[Stored data]

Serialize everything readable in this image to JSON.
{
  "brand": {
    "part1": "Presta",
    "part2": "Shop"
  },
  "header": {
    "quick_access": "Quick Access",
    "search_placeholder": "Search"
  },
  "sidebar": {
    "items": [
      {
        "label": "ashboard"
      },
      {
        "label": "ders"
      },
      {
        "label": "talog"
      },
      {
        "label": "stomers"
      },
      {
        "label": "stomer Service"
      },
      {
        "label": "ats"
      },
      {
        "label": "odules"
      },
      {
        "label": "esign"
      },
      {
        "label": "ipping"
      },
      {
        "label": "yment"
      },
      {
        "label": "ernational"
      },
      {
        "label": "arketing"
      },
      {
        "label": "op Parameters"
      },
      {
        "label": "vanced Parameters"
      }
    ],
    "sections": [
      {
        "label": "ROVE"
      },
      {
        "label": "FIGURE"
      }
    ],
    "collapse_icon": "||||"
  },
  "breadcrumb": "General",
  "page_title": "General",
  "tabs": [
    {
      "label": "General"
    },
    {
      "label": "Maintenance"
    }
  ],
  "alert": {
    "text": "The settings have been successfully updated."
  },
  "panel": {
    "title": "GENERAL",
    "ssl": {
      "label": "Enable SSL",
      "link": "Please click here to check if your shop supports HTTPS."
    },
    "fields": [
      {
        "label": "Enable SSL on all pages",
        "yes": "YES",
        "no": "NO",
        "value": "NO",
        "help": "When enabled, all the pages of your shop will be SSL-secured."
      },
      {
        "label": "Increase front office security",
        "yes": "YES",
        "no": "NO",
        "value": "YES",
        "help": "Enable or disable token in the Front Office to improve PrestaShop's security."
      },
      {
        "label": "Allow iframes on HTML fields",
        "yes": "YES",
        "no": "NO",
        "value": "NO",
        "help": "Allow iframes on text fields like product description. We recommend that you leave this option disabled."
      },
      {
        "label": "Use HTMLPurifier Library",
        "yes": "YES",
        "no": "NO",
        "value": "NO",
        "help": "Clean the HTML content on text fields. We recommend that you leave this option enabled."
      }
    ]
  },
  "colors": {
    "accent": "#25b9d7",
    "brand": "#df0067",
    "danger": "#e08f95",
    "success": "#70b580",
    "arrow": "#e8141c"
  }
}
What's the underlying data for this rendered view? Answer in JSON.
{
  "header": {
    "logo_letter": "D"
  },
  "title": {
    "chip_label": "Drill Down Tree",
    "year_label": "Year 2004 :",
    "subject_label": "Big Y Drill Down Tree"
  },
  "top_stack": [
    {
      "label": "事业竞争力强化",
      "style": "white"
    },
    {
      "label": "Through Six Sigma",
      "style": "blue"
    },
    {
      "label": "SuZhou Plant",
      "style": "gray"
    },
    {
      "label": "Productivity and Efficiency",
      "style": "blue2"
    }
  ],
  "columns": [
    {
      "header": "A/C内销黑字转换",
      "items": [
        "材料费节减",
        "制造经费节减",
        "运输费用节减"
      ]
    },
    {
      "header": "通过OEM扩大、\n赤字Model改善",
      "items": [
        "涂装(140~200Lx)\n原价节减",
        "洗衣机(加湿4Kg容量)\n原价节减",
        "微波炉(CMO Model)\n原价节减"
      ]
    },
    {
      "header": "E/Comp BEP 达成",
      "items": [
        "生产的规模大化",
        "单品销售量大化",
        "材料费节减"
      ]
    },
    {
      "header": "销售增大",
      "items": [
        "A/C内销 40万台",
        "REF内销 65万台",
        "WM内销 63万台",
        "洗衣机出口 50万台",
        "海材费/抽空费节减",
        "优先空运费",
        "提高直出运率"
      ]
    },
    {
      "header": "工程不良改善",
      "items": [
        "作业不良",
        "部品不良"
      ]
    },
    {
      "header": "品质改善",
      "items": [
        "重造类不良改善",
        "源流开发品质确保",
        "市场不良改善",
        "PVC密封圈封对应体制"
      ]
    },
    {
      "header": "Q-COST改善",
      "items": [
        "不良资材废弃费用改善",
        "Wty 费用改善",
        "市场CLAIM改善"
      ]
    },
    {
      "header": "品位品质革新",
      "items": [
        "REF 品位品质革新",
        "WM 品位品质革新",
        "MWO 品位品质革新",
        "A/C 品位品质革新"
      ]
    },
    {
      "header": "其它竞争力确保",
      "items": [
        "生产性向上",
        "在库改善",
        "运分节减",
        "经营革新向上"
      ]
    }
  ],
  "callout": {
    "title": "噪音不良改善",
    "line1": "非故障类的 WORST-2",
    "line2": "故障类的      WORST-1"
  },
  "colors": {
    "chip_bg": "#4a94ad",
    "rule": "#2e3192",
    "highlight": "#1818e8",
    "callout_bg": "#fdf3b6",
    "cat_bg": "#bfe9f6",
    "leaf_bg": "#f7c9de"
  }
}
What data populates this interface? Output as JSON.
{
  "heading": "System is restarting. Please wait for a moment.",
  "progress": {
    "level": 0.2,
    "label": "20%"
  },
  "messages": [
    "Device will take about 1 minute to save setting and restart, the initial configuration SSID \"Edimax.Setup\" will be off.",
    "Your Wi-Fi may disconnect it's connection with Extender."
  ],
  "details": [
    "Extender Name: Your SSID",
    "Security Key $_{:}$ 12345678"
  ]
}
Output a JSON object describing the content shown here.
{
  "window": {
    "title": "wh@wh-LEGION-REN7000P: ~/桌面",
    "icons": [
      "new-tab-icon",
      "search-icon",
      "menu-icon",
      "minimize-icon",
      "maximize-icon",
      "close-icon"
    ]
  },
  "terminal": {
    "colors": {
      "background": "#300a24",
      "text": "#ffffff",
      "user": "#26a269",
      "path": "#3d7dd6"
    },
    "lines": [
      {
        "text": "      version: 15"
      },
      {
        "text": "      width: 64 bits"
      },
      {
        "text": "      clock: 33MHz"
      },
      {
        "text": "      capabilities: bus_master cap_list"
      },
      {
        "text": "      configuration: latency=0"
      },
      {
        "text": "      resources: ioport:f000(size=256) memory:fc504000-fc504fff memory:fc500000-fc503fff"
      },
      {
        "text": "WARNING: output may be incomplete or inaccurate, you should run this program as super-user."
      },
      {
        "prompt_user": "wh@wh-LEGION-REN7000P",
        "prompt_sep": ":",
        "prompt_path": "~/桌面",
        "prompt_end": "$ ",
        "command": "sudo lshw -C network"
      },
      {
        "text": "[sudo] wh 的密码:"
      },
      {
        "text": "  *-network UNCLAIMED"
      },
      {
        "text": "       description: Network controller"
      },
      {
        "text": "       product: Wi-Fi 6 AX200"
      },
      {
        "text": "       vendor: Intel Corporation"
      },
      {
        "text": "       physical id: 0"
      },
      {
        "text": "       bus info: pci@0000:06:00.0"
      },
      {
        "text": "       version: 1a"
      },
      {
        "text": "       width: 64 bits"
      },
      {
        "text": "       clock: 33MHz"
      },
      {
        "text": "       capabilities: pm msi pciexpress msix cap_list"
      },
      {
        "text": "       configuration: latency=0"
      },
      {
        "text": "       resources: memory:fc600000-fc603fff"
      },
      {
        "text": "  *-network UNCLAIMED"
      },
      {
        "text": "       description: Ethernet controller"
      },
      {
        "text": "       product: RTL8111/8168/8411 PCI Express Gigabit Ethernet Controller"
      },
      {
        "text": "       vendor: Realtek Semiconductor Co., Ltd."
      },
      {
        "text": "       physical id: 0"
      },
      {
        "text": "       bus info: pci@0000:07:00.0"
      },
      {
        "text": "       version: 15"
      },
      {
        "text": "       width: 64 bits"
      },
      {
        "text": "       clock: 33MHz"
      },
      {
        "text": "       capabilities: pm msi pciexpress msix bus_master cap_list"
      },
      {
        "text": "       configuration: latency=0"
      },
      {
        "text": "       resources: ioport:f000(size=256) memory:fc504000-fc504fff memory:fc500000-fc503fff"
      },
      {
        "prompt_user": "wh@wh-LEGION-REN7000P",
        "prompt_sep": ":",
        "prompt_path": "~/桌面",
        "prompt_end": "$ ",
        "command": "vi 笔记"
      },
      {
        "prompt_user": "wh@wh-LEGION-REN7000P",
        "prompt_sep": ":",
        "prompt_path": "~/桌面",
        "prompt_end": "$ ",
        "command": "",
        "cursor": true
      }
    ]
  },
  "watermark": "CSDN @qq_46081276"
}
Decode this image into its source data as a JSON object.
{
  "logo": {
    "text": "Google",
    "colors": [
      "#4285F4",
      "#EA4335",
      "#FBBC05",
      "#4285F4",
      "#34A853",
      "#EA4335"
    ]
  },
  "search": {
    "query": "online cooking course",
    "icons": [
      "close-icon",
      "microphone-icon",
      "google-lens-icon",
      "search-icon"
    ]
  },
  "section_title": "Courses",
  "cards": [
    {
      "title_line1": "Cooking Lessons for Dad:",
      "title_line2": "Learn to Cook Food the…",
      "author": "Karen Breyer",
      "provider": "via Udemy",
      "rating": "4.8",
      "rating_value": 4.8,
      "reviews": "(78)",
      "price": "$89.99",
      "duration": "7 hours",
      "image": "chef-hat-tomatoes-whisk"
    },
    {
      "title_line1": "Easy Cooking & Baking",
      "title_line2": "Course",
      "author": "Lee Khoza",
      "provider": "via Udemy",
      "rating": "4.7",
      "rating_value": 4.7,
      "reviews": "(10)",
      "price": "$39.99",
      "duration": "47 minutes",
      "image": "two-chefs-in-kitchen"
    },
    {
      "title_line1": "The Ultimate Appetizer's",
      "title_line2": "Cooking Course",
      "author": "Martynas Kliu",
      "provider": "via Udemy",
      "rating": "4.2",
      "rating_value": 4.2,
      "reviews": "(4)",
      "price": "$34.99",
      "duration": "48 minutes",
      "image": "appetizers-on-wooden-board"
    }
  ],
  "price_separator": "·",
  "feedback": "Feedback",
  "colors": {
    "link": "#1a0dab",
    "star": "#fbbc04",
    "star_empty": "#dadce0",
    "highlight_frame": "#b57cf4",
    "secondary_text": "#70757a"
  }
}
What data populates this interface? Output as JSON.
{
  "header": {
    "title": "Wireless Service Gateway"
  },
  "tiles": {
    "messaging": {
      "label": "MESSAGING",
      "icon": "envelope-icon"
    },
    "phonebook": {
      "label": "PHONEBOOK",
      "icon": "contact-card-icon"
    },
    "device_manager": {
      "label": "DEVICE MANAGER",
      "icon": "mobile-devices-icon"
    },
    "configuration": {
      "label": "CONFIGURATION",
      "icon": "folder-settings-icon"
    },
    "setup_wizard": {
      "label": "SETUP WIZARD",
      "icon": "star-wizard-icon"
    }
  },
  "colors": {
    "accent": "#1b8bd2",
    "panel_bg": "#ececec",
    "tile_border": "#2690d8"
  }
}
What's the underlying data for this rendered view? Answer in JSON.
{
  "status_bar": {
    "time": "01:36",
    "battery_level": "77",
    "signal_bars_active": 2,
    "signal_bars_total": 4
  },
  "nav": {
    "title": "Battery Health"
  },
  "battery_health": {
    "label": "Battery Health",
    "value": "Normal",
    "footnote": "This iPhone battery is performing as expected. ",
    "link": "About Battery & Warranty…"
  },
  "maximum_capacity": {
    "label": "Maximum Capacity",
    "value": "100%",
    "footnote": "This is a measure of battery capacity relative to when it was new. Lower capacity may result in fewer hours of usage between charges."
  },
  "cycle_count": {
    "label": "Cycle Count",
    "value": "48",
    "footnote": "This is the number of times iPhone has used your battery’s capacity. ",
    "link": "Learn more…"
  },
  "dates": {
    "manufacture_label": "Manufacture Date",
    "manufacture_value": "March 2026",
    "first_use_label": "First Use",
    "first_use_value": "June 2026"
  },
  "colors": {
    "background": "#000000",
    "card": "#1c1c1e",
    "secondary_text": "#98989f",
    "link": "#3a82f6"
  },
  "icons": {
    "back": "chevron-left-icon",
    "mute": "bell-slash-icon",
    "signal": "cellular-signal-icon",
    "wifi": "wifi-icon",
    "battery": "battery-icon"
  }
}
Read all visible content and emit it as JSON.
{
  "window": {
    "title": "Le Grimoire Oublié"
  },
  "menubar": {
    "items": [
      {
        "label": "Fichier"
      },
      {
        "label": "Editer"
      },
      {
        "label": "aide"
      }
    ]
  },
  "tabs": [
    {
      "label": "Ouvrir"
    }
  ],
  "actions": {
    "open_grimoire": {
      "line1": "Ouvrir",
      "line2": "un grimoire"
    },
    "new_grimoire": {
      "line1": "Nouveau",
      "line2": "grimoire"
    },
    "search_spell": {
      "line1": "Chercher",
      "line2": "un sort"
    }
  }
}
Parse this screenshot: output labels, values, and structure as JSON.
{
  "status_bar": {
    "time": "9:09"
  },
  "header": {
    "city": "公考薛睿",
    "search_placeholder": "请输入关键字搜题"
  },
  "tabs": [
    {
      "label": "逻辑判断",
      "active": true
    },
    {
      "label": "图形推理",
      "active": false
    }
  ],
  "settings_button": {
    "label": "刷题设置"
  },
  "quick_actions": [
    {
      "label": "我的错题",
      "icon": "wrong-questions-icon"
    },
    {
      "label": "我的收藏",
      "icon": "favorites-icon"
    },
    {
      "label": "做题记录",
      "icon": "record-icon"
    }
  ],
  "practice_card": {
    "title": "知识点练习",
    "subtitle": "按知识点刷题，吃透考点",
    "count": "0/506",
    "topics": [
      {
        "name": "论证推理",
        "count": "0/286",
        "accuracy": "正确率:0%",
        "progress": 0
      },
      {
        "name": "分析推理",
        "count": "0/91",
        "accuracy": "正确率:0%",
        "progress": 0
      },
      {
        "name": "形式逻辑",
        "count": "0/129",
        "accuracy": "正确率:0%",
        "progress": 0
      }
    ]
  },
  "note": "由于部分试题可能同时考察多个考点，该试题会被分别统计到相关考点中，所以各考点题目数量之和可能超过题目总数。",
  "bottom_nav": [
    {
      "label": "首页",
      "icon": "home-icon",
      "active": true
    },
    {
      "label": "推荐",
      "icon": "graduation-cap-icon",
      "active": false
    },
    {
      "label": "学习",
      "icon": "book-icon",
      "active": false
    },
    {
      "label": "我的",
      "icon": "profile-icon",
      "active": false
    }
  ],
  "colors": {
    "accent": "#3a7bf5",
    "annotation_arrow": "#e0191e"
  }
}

[Problem to solve]
Check every line for "enabled" and show the ones that have it.

[Written reply]
        "help": "When enabled, all the pages of your shop will be SSL-secured."
        "help": "Clean the HTML content on text fields. We recommend that you leave this option enabled."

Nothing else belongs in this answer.